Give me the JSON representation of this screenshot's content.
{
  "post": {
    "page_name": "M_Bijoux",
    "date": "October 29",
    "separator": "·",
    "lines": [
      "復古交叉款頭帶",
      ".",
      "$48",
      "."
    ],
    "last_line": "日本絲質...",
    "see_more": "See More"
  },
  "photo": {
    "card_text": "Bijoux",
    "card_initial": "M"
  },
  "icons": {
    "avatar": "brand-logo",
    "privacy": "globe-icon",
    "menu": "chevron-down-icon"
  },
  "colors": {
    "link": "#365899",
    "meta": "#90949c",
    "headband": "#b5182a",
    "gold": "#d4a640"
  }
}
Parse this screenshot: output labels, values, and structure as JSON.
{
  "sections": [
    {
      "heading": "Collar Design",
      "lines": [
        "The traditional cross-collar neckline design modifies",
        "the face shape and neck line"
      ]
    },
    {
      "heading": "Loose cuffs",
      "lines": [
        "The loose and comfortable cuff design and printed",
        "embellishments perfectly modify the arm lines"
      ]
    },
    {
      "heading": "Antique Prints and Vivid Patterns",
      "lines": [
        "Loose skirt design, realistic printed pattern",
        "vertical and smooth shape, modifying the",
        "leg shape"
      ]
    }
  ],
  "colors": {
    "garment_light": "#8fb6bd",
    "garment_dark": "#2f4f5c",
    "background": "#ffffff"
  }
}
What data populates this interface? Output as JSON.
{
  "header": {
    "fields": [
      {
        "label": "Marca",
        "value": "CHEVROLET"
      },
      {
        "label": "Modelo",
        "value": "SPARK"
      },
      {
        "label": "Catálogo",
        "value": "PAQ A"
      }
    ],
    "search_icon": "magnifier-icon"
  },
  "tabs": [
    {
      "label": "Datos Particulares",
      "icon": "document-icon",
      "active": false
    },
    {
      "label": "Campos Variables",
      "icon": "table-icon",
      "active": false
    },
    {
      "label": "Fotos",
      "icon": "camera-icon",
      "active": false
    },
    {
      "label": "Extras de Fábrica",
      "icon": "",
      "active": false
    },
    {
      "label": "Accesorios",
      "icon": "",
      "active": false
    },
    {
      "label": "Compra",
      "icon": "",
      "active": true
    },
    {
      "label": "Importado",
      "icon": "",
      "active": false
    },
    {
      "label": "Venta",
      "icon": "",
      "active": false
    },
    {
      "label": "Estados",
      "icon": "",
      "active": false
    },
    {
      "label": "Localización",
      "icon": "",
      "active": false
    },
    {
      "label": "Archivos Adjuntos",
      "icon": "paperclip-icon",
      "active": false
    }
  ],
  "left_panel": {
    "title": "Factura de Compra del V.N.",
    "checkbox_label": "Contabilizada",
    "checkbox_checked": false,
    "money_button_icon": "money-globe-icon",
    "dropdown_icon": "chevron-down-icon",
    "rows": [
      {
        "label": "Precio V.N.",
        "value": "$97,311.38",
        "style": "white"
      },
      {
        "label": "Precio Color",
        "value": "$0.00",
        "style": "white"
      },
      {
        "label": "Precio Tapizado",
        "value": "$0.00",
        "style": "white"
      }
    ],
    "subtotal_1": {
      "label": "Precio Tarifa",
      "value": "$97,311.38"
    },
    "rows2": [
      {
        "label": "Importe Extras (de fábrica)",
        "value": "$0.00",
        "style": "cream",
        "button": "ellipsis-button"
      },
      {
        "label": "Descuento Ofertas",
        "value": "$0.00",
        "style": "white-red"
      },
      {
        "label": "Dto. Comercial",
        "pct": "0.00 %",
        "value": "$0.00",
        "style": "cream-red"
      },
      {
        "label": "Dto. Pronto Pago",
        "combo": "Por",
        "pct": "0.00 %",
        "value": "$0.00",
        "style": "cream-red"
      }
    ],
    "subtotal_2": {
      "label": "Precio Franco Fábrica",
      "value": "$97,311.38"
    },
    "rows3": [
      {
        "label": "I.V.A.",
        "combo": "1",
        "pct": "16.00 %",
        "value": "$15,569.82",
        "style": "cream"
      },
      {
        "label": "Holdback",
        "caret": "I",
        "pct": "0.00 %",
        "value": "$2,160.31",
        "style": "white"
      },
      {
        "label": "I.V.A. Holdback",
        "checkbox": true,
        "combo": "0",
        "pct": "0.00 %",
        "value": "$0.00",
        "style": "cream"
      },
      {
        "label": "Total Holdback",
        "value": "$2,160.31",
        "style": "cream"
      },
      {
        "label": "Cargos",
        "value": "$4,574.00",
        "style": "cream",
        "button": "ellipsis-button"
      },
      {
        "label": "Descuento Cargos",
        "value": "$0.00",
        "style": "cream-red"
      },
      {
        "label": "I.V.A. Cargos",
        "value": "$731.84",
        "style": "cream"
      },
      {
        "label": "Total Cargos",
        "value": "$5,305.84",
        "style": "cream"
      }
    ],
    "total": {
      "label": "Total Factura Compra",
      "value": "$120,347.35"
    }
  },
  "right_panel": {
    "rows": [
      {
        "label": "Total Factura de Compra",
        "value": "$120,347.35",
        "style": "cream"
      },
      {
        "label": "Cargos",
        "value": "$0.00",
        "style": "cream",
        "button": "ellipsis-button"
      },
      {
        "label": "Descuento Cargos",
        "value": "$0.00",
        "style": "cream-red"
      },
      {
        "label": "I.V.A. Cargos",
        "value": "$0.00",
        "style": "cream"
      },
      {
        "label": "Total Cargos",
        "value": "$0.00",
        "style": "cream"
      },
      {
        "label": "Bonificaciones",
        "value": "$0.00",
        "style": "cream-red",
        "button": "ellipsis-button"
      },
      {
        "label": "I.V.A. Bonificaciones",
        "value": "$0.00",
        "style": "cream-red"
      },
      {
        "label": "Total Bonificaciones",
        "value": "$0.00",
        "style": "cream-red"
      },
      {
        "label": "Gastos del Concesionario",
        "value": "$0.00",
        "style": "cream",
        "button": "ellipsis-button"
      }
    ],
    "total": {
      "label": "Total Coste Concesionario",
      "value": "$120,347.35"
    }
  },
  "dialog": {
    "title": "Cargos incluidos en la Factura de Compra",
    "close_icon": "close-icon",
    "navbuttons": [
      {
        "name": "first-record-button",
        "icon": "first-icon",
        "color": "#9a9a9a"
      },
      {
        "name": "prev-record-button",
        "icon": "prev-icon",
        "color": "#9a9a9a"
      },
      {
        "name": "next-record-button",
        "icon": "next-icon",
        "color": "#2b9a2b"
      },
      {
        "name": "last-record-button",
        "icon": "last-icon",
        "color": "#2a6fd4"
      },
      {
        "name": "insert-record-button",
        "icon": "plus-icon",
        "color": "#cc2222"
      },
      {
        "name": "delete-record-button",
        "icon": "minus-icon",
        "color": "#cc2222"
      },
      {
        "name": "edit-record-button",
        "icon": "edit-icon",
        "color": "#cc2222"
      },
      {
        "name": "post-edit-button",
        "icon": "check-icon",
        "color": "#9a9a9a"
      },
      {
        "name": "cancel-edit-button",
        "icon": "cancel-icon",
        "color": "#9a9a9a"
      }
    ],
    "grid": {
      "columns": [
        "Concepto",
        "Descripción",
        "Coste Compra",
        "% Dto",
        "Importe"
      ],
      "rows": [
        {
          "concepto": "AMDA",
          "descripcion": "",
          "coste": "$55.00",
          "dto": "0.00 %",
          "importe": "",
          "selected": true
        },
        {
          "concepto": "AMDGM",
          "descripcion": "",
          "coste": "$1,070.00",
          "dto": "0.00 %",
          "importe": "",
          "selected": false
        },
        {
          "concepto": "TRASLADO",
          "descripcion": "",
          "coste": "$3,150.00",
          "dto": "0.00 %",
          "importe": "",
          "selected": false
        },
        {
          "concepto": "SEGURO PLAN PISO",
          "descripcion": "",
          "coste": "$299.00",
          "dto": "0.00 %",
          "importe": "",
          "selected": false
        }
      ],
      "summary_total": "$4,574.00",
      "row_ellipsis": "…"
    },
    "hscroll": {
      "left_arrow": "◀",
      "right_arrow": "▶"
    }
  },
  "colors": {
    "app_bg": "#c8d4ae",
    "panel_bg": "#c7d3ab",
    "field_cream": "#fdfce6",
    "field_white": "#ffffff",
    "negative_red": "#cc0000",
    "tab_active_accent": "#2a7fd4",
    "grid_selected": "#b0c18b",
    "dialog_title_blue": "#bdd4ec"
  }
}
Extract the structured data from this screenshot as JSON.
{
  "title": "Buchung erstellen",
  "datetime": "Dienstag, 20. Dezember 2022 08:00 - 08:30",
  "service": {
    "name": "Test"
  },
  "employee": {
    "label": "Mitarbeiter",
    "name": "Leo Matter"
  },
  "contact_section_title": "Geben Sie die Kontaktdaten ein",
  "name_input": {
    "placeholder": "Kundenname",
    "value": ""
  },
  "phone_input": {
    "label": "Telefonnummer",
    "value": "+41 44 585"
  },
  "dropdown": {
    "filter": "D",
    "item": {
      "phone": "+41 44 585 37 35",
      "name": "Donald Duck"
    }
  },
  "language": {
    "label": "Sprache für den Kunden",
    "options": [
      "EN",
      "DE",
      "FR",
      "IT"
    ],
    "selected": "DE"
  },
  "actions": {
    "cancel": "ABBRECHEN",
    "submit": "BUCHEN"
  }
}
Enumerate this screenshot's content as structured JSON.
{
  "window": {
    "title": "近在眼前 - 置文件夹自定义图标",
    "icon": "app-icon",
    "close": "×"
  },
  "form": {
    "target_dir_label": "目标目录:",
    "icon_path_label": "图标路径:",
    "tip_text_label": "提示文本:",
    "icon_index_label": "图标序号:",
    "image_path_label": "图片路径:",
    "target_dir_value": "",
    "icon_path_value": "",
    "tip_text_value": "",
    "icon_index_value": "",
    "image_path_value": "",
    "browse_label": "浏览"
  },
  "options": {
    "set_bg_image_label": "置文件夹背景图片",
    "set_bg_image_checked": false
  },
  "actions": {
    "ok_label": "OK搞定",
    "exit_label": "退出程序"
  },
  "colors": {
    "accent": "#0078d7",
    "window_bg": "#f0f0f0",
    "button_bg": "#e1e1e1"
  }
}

________________________

* SET PROBLEM: Tell how many lines in the records above contain "Factura", giving the number and no other words.

* FINISHED TASK: 4